• TEXTO MOSTRADO:
☆ ☆ ☆ ☆

El éxito de Mirta se debió en parte al temor y la intuición de inmigrante que su padre tenía para planear las cosas. A comienzos de los sesenta, cuando el gobierno llamó a los dueños de negocios a entregar sus propiedades, él renunció a su tienda por algo de dinero y una pensión.

Así exitosamente evitó trabajar para el gobierno el resto de su vida. Su propio ganado le fue confiscado, pero sus hermanos le permitieron vender leche y queso de sus vacas. Esto bastaba para comprar en secreto terrenos para sus cinco hijos.

«Él tenía una visión de lo que iba a pasar», cuenta Mirta, orgullosa pero con pesar. «Todo esto –expresión cubana para el sistema – lo veía venir», dice, y él impulsaba a sus hijos a participar en el nuevo sistema lo menos posible.

Más adelante, cuando las hijas de Mirta y Gilberto crecieron, ellos les enseñaron la misma lección: manténganse en buenos términos con sus profesores y compañeros para que no puedan decir que son antirrevolucionarias, pero no se vendan uniéndose a la Juventud Comunista. «No hablamos mal de la revolución. Pero tampoco hablamos bien de la revolución».

Cuando se cansa de hablar, y a pesar de que todavía hace demasiado calor como para moverse, Mirta se dirige a la cocina para su vicio secreto: la enésima taza de café. Primero se detiene en su habitación y regresa con dos álbumes de fotos viejas: su esposo considerablemente menos cansado, Mirta con muchos kilos menos y las niñas despreocupadas y sonrientes.

El rasguño del metal suena desde la cocina, donde Mirta añade cucharadas de azúcar gruesa al café en la estufa y yo observo las fotos de sus dos niñas, descoloridas por el sol: retratos glamorosos de más joven antes de que todos sus amigos huyeran de Cuba, fotos de sus días de playa e imágenes de bebé del nieto de Mirta, quien nació justo cuando el país –y la vida de Mirta – se vinieron abajo en el Período Especial.

Cuando ya no había dinero para fotos familiares o ropa nueva. En realidad, no había para nada. Cuando Mirta se dio cuenta, con una fuerza de la que aún se está recuperando, de que todos los esfuerzos de su padre no habían sido suficientes.

☆ ☆ ☆ ☆

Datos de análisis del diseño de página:
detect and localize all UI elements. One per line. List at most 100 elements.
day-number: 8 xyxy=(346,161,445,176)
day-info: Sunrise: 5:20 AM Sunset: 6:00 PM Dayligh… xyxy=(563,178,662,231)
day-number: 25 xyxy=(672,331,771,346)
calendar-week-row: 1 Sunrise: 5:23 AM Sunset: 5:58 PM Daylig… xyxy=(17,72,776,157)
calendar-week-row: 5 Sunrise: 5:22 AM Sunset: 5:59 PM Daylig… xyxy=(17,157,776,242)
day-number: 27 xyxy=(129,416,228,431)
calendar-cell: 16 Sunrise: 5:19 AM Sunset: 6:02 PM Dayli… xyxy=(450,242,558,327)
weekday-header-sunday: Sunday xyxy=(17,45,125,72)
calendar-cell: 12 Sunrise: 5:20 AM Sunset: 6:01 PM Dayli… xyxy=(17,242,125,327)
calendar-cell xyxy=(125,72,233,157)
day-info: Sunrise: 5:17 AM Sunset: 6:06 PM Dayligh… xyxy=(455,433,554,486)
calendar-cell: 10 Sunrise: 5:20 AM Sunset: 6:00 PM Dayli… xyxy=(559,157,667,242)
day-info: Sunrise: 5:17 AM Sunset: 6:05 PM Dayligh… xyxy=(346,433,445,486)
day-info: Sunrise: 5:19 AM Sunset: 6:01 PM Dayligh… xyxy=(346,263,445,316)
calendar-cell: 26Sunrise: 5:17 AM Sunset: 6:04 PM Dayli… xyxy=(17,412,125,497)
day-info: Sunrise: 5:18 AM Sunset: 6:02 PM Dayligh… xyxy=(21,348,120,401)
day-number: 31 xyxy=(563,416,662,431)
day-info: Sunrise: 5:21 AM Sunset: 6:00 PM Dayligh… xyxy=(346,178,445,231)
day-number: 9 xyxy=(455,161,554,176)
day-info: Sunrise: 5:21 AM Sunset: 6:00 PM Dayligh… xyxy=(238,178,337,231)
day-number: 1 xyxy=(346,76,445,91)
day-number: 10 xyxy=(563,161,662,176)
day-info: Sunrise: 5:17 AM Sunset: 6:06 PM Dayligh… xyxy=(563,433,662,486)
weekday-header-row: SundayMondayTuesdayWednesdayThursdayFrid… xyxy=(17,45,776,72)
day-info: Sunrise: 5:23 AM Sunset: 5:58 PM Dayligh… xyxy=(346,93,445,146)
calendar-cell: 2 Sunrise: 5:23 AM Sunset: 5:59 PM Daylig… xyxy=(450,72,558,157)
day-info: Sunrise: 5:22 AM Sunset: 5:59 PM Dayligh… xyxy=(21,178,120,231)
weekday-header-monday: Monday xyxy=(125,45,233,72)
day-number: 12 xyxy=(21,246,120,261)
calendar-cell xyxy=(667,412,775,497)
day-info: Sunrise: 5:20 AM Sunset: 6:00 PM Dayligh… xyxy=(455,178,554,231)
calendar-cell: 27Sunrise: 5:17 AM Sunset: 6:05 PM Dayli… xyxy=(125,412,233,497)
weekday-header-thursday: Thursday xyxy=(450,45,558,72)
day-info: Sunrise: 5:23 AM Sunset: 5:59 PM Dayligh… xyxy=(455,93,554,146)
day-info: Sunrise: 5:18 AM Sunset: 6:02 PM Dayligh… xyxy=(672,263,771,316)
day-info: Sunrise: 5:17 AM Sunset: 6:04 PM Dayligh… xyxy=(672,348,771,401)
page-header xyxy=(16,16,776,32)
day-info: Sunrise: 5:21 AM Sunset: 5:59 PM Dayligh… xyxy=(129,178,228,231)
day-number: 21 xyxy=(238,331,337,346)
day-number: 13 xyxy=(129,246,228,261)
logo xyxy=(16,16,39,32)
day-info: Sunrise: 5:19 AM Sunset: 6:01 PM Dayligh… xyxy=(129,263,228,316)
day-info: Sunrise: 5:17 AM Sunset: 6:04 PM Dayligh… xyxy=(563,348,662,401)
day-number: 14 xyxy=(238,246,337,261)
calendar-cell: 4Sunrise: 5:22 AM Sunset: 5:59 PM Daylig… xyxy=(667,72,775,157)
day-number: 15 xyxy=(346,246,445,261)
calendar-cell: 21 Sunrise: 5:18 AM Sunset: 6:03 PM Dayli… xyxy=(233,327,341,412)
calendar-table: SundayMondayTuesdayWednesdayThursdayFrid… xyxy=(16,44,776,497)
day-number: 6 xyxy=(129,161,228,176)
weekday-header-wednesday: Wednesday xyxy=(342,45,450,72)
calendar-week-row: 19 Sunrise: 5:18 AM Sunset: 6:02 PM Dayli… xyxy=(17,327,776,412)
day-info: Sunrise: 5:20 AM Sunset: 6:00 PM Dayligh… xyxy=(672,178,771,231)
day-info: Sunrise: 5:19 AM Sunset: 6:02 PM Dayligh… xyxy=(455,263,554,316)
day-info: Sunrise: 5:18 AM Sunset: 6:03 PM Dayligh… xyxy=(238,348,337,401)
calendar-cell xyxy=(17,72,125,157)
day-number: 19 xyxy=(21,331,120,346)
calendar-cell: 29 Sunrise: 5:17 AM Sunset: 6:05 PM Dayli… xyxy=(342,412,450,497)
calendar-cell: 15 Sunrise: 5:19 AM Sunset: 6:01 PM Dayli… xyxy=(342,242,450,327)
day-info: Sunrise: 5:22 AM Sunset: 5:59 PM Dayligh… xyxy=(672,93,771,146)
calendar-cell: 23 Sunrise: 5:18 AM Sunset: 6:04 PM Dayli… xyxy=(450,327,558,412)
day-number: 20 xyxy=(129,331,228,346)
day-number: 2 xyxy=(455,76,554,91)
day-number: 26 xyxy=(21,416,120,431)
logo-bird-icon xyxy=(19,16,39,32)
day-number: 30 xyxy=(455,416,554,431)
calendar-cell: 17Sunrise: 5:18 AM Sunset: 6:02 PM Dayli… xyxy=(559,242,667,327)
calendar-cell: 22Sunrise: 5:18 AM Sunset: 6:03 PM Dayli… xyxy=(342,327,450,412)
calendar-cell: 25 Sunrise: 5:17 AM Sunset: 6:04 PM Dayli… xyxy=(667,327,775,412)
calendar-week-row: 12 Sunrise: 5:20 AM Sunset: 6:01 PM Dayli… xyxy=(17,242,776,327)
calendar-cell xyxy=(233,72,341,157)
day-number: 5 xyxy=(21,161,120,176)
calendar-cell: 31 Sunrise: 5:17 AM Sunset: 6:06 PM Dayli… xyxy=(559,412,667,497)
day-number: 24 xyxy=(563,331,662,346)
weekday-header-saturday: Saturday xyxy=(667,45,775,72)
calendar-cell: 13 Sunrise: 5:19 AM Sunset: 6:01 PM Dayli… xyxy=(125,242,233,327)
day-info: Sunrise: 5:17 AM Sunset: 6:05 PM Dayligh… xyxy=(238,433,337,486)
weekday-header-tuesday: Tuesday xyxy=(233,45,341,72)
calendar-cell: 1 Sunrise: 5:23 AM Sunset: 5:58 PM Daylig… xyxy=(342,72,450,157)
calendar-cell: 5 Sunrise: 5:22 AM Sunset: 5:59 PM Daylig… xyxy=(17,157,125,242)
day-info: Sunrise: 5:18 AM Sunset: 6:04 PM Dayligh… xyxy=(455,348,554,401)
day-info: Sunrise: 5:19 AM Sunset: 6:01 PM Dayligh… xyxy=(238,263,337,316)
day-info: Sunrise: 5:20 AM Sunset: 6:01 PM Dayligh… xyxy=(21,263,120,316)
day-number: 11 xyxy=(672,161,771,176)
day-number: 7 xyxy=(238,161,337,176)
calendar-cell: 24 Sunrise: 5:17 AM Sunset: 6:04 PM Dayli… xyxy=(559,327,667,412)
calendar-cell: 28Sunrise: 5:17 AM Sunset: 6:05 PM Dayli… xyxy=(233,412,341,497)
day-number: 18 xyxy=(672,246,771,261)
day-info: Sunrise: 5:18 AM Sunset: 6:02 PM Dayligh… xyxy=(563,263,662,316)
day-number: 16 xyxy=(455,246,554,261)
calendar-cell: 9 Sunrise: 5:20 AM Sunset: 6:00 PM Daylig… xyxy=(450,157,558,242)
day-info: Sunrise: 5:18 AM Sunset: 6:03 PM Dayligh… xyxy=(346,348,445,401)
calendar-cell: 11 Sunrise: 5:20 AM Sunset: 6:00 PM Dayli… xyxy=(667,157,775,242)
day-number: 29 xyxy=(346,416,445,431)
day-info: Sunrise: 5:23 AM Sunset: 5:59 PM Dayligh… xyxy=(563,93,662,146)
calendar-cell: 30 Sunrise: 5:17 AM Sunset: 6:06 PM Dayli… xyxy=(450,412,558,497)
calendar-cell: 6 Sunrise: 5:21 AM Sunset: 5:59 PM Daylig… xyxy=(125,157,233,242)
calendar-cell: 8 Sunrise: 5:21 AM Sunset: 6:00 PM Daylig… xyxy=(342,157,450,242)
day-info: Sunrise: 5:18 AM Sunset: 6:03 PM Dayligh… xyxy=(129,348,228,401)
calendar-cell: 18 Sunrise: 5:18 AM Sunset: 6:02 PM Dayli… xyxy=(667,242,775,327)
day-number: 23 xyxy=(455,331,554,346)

☆ ☆ ☆ ☆

• EJERCICIO: Continúa, por favor, el relato sobre Mirta y su familia en Cuba a partir de su última oración.

• RESULTADO DEL EJERCICIO:
Hay algo increíblemente deprimente en estas imágenes de un pasado dichoso que Mirta tiene tanta ansiedad de mostrarme. En saber que ella pronto caerá en un futuro perdidamente oscuro. Cuando Mirta vuelve con el café en una elegante tacita china para mí y una blanca y sencilla para ella, me pregunta una y otra vez qué pienso de las fotos. Si vi cuan distintos se veían. Quiere que yo sepa que existen pruebas.? Pruebas de que no había estado imaginándolo todo.

En La Habana existe una bruma, un malestar palpable. La gente contempla el vacío con las cejas levemente fruncidas, la rabia hace mucho tiempo tragada y reemplazada por la resignación. Por todos lados se ve el mismo gesto: en los autobuses repletos de la ciudad, en las oficinas burocráticas, en los profesores, amas de casa y obreros. Para muchos cubanos, la idea de escapar en una balsa de traficantes –lo que decenas de miles hacen cada año – es muchísimo mejor que sentarse a esperar que las cosas cambien. Dos músicos que conozco me contaron sobre la vez en que se sentaron juntos en el malecón. Uno de ellos, una mujer normalmente muy cuerda, conmocionó a su amigo al preguntarle si creía que fuera posible inventar un veneno para los tiburones. Incluso yo, que no soy cubana, cada vez que estoy en la isla tengo pesadillas oscuras e inquietantes en las que soy tomada de rehén, en las que se funden el encarcelamiento y la muerte.

Pero Mirta tiene la pastilla. Para olvidar. La frustración, la impotencia, los recuerdos. Es mágica, Mirta lo sabe. Una forma de tomar el control de una vez por todas. Antes de irse a la cama, a la hora justa cuando ya no puede soportar el estrés y está casi lo suficientemente exhausta como para dormir, saca la pastilla. Entonces llega la relajación. Al día siguiente, no hay sensación de aturdimiento, de resaca o de haber sido drogada. Un vacío en su vida, cada noche. Un minuto está despierta y alerta y al minuto ya no está.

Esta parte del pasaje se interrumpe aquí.